#### Requirement:
Repeat the entries that follow verbatim, without any of their pictures.

====

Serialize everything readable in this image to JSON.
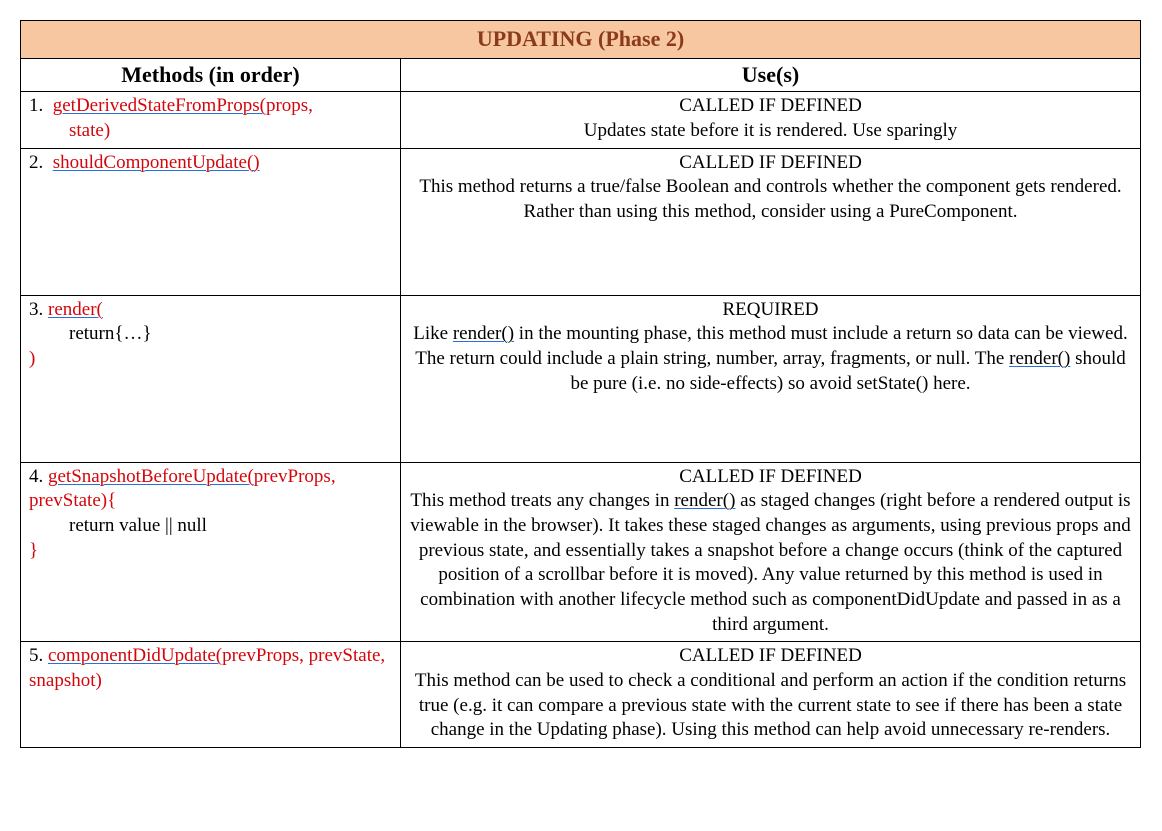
{
  "title": "UPDATING (Phase 2)",
  "headers": {
    "left": "Methods (in order)",
    "right": "Use(s)"
  },
  "rows": [
    {
      "num": "1.",
      "method_link": "getDerivedStateFromProps(",
      "method_tail": "props,",
      "method_line2": "state)",
      "use_head": "CALLED IF DEFINED",
      "use_body": "Updates state before it is rendered. Use sparingly"
    },
    {
      "num": "2.",
      "method_link": "shouldComponentUpdate()",
      "use_head": "CALLED IF DEFINED",
      "use_body": "This method returns a true/false Boolean and controls whether the component gets rendered. Rather than using this method, consider using a PureComponent."
    },
    {
      "num": "3.",
      "method_link": "render(",
      "method_line2": "return{…}",
      "method_line3": ")",
      "use_head": "REQUIRED",
      "use_pre": "Like ",
      "use_u1": "render()",
      "use_mid": " in the mounting phase, this method must include a return so data can be viewed. The return could include a plain string, number, array, fragments, or null. The ",
      "use_u2": "render()",
      "use_post": " should be pure (i.e. no side-effects) so avoid setState() here."
    },
    {
      "num": "4.",
      "method_link": "getSnapshotBeforeUpdate(",
      "method_tail": "prevProps, prevState){",
      "method_line2": "return value || null",
      "method_line3": "}",
      "use_head": "CALLED IF DEFINED",
      "use_pre": "This method treats any changes in ",
      "use_u1": "render()",
      "use_post": " as staged changes (right before a rendered output is viewable in the browser). It takes these staged changes as arguments, using previous props and previous state, and essentially takes a snapshot before a change occurs (think of the captured position of a scrollbar before it is moved). Any value returned by this method is used in combination with another lifecycle method such as componentDidUpdate and passed in as a third argument."
    },
    {
      "num": "5.",
      "method_link": "componentDidUpdate(",
      "method_tail": "prevProps, prevState, snapshot)",
      "use_head": "CALLED IF DEFINED",
      "use_body": "This method can be used to check a conditional and perform an action if the condition returns true (e.g. it can compare a previous state with the current state to see if there has been a state change in the Updating phase). Using this method can help avoid unnecessary re-renders."
    }
  ]
}
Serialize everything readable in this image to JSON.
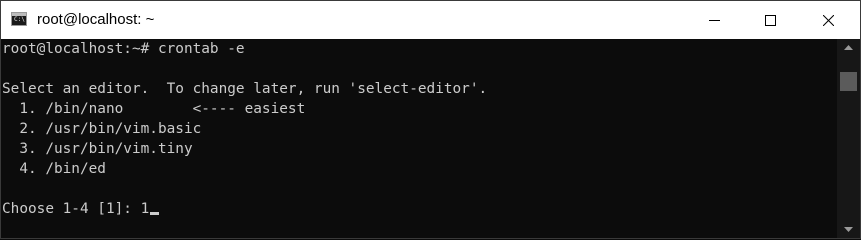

====

#### Task solution:
Serialize everything readable in this image to JSON.
{
  "title": "UPDATING (Phase 2)",
  "headers": {
    "left": "Methods (in order)",
    "right": "Use(s)"
  },
  "rows": [
    {
      "num": "1.",
      "method_link": "getDerivedStateFromProps(",
      "method_tail": "props,",
      "method_line2": "state)",
      "use_head": "CALLED IF DEFINED",
      "use_body": "Updates state before it is rendered. Use sparingly"
    },
    {
      "num": "2.",
      "method_link": "shouldComponentUpdate()",
      "use_head": "CALLED IF DEFINED",
      "use_body": "This method returns a true/false Boolean and controls whether the component gets rendered. Rather than using this method, consider using a PureComponent."
    },
    {
      "num": "3.",
      "method_link": "render(",
      "method_line2": "return{…}",
      "method_line3": ")",
      "use_head": "REQUIRED",
      "use_pre": "Like ",
      "use_u1": "render()",
      "use_mid": " in the mounting phase, this method must include a return so data can be viewed. The return could include a plain string, number, array, fragments, or null. The ",
      "use_u2": "render()",
      "use_post": " should be pure (i.e. no side-effects) so avoid setState() here."
    },
    {
      "num": "4.",
      "method_link": "getSnapshotBeforeUpdate(",
      "method_tail": "prevProps, prevState){",
      "method_line2": "return value || null",
      "method_line3": "}",
      "use_head": "CALLED IF DEFINED",
      "use_pre": "This method treats any changes in ",
      "use_u1": "render()",
      "use_post": " as staged changes (right before a rendered output is viewable in the browser). It takes these staged changes as arguments, using previous props and previous state, and essentially takes a snapshot before a change occurs (think of the captured position of a scrollbar before it is moved). Any value returned by this method is used in combination with another lifecycle method such as componentDidUpdate and passed in as a third argument."
    },
    {
      "num": "5.",
      "method_link": "componentDidUpdate(",
      "method_tail": "prevProps, prevState, snapshot)",
      "use_head": "CALLED IF DEFINED",
      "use_body": "This method can be used to check a conditional and perform an action if the condition returns true (e.g. it can compare a previous state with the current state to see if there has been a state change in the Updating phase). Using this method can help avoid unnecessary re-renders."
    }
  ]
}
Serialize everything readable in this image to JSON.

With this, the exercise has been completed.